* _Listed entries_:
++++++
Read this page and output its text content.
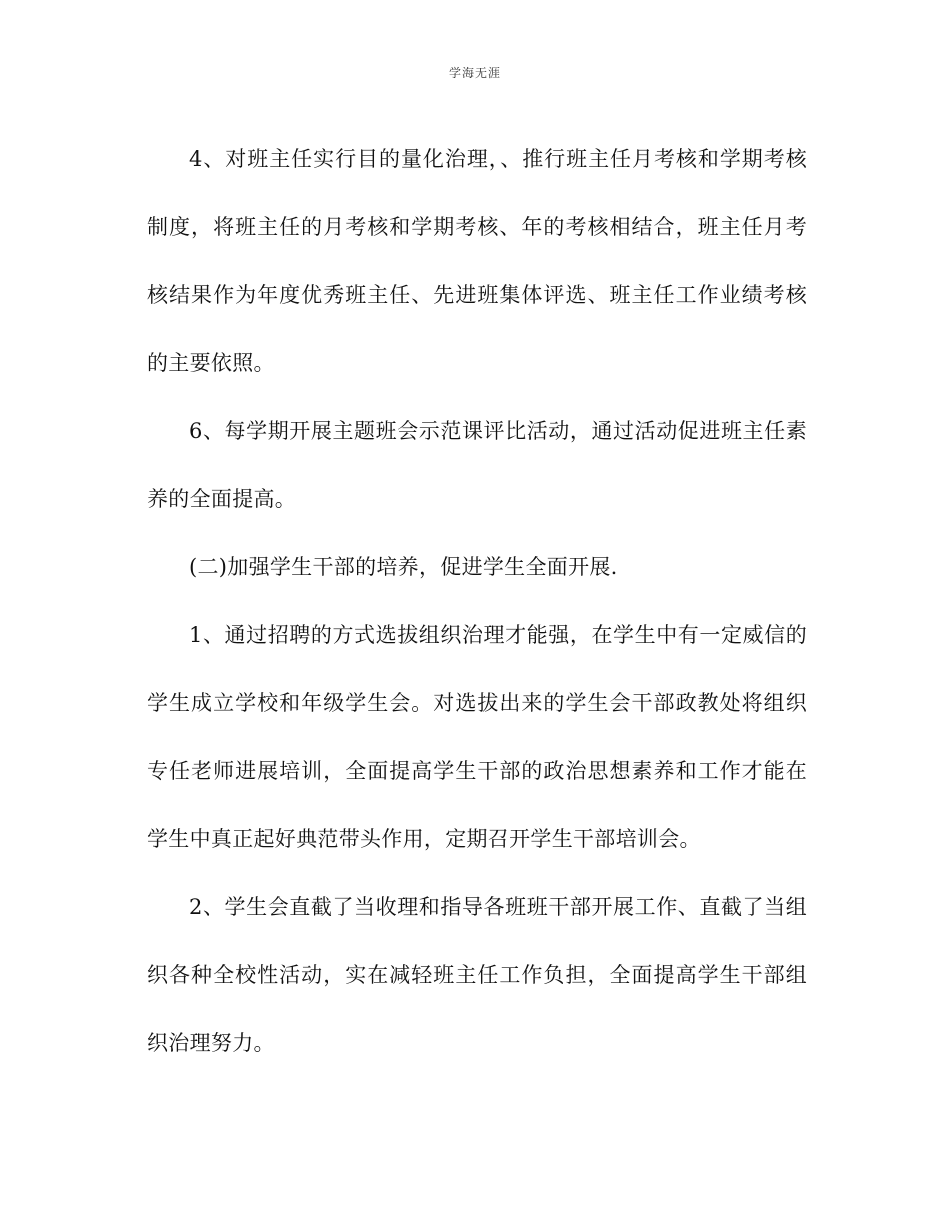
学海无涯

4、对班主任实行目的量化治理，、推行班主任月考核和学期考核制度，将班主任的月考核和学期考核、年的考核相结合，班主任月考核结果作为年度优秀班主任、先进班集体评选、班主任工作业绩考核的主要依照。

6、每学期开展主题班会示范课评比活动，通过活动促进班主任素养的全面提高。

(二)加强学生干部的培养，促进学生全面开展.

1、通过招聘的方式选拔组织治理才能强，在学生中有一定威信的学生成立学校和年级学生会。对选拔出来的学生会干部政教处将组织专任老师进展培训，全面提高学生干部的政治思想素养和工作才能在学生中真正起好典范带头作用，定期召开学生干部培训会。

2、学生会直截了当收理和指导各班班干部开展工作、直截了当组织各种全校性活动，实在减轻班主任工作负担，全面提高学生干部组织治理努力。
++++++
Copy all the data exactly as written, but skip any picture.

Read this page and output its text content.
学海无涯

4、对班主任实行目的量化治理，、推行班主任月考核和学期考核制度，将班主任的月考核和学期考核、年的考核相结合，班主任月考核结果作为年度优秀班主任、先进班集体评选、班主任工作业绩考核的主要依照。

6、每学期开展主题班会示范课评比活动，通过活动促进班主任素养的全面提高。

(二)加强学生干部的培养，促进学生全面开展.

1、通过招聘的方式选拔组织治理才能强，在学生中有一定威信的学生成立学校和年级学生会。对选拔出来的学生会干部政教处将组织专任老师进展培训，全面提高学生干部的政治思想素养和工作才能在学生中真正起好典范带头作用，定期召开学生干部培训会。

2、学生会直截了当收理和指导各班班干部开展工作、直截了当组织各种全校性活动，实在减轻班主任工作负担，全面提高学生干部组织治理努力。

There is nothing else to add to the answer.